§ Task to carry out
Your task is to copy each line that has the word "color".

━━━━━━━━━━

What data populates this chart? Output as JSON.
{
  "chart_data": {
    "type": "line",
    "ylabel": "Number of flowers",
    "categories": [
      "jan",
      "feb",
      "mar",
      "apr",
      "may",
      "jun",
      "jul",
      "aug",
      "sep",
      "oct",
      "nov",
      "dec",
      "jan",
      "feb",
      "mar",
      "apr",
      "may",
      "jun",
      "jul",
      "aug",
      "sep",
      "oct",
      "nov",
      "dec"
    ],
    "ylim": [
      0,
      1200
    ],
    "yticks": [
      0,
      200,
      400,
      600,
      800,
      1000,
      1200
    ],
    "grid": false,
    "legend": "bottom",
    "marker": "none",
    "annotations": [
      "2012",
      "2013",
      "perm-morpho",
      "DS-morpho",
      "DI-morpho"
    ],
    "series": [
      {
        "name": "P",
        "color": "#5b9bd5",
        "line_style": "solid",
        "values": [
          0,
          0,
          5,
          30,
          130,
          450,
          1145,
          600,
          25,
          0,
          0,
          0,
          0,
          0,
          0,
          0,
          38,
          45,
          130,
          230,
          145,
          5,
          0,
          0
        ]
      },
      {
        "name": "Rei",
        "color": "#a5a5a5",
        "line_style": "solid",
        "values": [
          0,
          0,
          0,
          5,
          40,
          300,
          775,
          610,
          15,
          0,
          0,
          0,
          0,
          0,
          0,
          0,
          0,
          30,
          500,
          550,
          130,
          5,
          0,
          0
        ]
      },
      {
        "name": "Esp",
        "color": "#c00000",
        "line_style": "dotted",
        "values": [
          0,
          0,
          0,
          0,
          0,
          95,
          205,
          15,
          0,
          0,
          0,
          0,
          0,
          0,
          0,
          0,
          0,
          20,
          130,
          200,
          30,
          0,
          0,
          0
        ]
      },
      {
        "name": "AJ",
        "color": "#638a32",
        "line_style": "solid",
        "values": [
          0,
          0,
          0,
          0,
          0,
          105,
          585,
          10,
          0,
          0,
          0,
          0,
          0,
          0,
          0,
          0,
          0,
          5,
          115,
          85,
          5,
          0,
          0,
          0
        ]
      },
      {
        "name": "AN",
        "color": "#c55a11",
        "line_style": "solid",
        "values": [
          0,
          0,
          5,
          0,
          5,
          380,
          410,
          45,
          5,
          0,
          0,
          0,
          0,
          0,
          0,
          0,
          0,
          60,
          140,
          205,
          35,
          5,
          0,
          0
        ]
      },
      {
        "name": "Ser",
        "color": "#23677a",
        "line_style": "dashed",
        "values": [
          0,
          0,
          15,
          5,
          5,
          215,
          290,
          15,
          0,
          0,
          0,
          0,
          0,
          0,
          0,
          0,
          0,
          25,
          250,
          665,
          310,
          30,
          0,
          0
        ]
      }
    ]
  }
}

━━━━━━━━━━

§ Answer
        "color": "#5b9bd5",
        "color": "#a5a5a5",
        "color": "#c00000",
        "color": "#638a32",
        "color": "#c55a11",
        "color": "#23677a",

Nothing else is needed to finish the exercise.